Consignes de travail ->
(a) Indiquez si chacun des énoncés suivants concorde avec l'extrait sur le secteur de l'ICT au Nigeria, en répondant par oui ou non et en citant textuellement les mots décisifs de l'extrait. (i) Le ministre des Télécommunications se nomme Adebayo Shittu. (ii) Les propos du ministre ont été repris par It Web Africa. (iii) Le gouvernement a mis en place un plan pour le développement de la bande large.
(b) Prolongez l'extrait sur le secteur de l'ICT au Nigeria en reprenant après sa dernière phrase.

┌─ Extrait à lire

Le Nigeria doit miser sur l’ICT et les TLC

Le secteur de l’ICT et des télécommunications ont démontré ces dernières années, qu’il pouvait constituer le véritable moteur économique du Nigeria. Pour cela, son Gouvernement semble avoir décidé de miser de manière appuyée sur la numérisation, en mettant en place également un plan ambitieux pour le développement de la bande large.  

La course de l’ICT

Le secteur de l’ICT est celui qui présente le meilleur taux de croissance du Nigeria. C’est ce qu’a souligné directement le Ministre des Télécommunications, Adebayo Shittu, dont les propos ont été repris dans le magazine en ligne ChannelTV. Une analyse confirmée également dans un article de It Web Africa qui indique que l’ICT est l’arme sur laquelle miser pour faire sortir le pays des difficultés causées par la récession. Évidemment, cette tendance de développement doit être soutenue et guidée par le biais de politiques basées sur le long terme.

└─
┌─ Données sources

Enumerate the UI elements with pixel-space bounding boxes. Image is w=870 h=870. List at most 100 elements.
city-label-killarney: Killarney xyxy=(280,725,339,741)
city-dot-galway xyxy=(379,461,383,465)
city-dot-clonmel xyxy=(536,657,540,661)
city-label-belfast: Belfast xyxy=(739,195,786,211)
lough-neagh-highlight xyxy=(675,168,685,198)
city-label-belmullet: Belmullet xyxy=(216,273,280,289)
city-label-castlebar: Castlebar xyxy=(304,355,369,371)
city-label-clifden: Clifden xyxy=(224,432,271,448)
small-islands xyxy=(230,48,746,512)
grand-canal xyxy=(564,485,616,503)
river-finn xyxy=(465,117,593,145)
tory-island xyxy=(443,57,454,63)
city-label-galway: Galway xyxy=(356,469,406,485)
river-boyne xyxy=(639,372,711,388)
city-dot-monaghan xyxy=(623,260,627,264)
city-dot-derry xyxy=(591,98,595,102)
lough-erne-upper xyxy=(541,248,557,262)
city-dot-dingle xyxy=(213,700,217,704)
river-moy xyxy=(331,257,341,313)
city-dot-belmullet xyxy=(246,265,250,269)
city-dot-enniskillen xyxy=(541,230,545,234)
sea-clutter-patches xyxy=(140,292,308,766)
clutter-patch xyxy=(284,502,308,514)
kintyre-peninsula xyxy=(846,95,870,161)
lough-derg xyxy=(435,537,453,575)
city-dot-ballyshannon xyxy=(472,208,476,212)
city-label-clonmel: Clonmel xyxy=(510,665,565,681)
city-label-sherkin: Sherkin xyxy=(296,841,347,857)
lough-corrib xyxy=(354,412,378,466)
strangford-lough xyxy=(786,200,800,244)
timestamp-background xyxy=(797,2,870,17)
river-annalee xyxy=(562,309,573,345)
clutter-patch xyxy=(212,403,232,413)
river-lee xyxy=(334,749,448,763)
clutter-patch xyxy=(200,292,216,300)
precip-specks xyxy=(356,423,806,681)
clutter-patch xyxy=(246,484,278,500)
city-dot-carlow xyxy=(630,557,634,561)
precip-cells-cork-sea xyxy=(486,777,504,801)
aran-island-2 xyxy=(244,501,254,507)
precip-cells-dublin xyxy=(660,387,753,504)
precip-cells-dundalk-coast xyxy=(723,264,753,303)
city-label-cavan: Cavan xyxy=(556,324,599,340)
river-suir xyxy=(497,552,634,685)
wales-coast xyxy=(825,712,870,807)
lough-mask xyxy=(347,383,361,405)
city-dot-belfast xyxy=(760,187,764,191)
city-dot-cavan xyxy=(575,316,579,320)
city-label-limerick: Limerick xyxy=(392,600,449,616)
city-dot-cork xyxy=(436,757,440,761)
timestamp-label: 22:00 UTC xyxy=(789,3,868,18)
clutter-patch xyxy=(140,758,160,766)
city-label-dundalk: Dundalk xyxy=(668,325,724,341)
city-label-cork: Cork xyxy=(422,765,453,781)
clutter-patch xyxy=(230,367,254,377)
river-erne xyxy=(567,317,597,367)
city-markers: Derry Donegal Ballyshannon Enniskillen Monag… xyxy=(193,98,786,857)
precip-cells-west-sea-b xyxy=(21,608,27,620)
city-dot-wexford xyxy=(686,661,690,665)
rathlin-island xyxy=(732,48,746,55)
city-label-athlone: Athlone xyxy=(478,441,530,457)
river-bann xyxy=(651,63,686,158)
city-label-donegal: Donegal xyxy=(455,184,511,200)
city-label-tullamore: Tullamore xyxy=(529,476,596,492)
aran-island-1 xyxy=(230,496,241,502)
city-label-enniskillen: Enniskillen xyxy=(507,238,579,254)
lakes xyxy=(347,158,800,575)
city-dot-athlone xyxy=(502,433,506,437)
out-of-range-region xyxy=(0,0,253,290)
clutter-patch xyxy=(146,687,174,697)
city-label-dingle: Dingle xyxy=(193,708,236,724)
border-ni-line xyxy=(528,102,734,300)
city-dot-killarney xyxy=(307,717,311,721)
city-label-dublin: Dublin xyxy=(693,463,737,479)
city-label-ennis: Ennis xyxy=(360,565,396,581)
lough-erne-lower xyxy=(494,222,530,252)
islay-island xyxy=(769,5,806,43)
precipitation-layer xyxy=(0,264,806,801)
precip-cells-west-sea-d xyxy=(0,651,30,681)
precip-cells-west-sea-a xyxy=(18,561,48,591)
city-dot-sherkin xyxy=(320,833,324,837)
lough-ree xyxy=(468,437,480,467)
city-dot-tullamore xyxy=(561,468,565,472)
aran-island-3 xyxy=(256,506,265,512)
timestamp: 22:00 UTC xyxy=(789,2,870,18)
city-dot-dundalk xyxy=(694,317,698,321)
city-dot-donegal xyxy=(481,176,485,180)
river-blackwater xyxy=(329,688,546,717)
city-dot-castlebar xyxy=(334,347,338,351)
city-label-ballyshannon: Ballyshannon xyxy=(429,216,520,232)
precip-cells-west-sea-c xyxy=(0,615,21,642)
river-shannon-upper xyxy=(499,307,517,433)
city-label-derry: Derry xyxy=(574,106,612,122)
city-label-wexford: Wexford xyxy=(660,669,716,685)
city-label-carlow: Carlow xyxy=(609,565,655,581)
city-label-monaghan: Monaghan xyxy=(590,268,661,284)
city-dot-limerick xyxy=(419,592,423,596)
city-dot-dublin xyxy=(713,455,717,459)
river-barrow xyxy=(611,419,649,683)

└─

Corrigé ->
(a)
(i) Oui : « le Ministre des Télécommunications, Adebayo Shittu ».
(ii) Non : « dont les propos ont été repris dans le magazine en ligne ChannelTV ».
(iii) Oui : « en mettant en place également un plan ambitieux pour le développement de la bande large ».

(b)
Le rôle des TLC

Le portail AllAfrica accueille une intéressante et large  intervention  signée Emma Okonji, experte en ICT et télécommunications, consacrée au rôle de celles-ci dans le tissu économique nigérian. Ce n’est pas par hasard si aujourd’hui le secteur des télécommunications est celui qui présente le plus fort taux d’emploi et d’opportunités de travail car il génère de l’emploi direct ou induit à des millions de nigérians. Un rôle central qui, selon l’analyste, devrait être appuyé par des investissements importants.

Le développement de la bande large

Jusqu’à aujourd’hui, le taux de pénétration d’internet au Nigeria atteint presque les 50%, alors que la bande large dépasse à peine les 20%. Un véritable développement des télécommunications et de l’ICT ne peut passer outre un sérieux plan de croissance des connexions qui permettrait à tous les nigérians d’avoir accès au réseau. Certaines interventions importantes annoncées par le gouvernement de ce pays vont dans ce sens, c’est ce que relatent les sites Premium Times NG et IT Web Africa. La première est la concession de nouvelles licences pour des services à bande large à des investisseurs étrangers, pour encourager leur entrée sur le marché. L’autre concerne le lancement de la seconde phase du programme de développement des infrastructures en fibre optique.